-- begin Data listing --

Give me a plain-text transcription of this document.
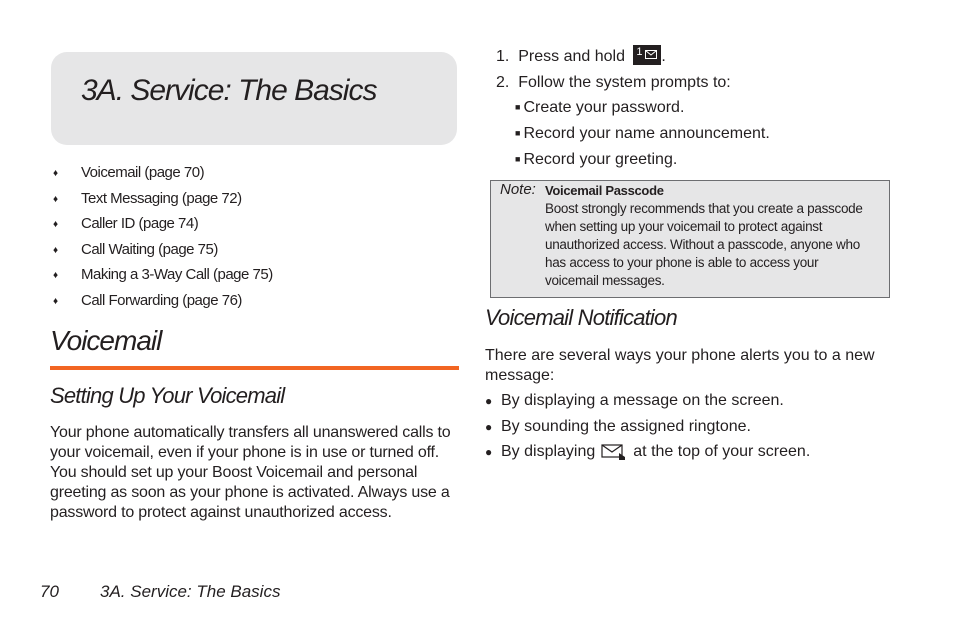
3A. Service: The Basics
♦ Voicemail (page 70)
♦ Text Messaging (page 72)
♦ Caller ID (page 74)
♦ Call Waiting (page 75)
♦ Making a 3-Way Call (page 75)
♦ Call Forwarding (page 76)
Voicemail
Setting Up Your Voicemail
Your phone automatically transfers all unanswered calls to your voicemail, even if your phone is in use or turned off. You should set up your Boost Voicemail and personal greeting as soon as your phone is activated. Always use a password to protect against unauthorized access.
70 3A. Service: The Basics
1. Press and hold 1 .
2. Follow the system prompts to:
■ Create your password.
■ Record your name announcement.
■ Record your greeting.
Note: Voicemail Passcode
Boost strongly recommends that you create a passcode when setting up your voicemail to protect against unauthorized access. Without a passcode, anyone who has access to your phone is able to access your voicemail messages.
Voicemail Notification
There are several ways your phone alerts you to a new message:
● By displaying a message on the screen.
● By sounding the assigned ringtone.
● By displaying at the top of your screen.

-- end Data listing --

#### Short problem:
Using the data above, write out every line exactly, leaving the images behind.

#### Exercise solution:
Give me a plain-text transcription of this document.
3A. Service: The Basics
♦ Voicemail (page 70)
♦ Text Messaging (page 72)
♦ Caller ID (page 74)
♦ Call Waiting (page 75)
♦ Making a 3-Way Call (page 75)
♦ Call Forwarding (page 76)
Voicemail
Setting Up Your Voicemail
Your phone automatically transfers all unanswered calls to your voicemail, even if your phone is in use or turned off. You should set up your Boost Voicemail and personal greeting as soon as your phone is activated. Always use a password to protect against unauthorized access.
70 3A. Service: The Basics
1. Press and hold 1 .
2. Follow the system prompts to:
■ Create your password.
■ Record your name announcement.
■ Record your greeting.
Note: Voicemail Passcode
Boost strongly recommends that you create a passcode when setting up your voicemail to protect against unauthorized access. Without a passcode, anyone who has access to your phone is able to access your voicemail messages.
Voicemail Notification
There are several ways your phone alerts you to a new message:
● By displaying a message on the screen.
● By sounding the assigned ringtone.
● By displaying at the top of your screen.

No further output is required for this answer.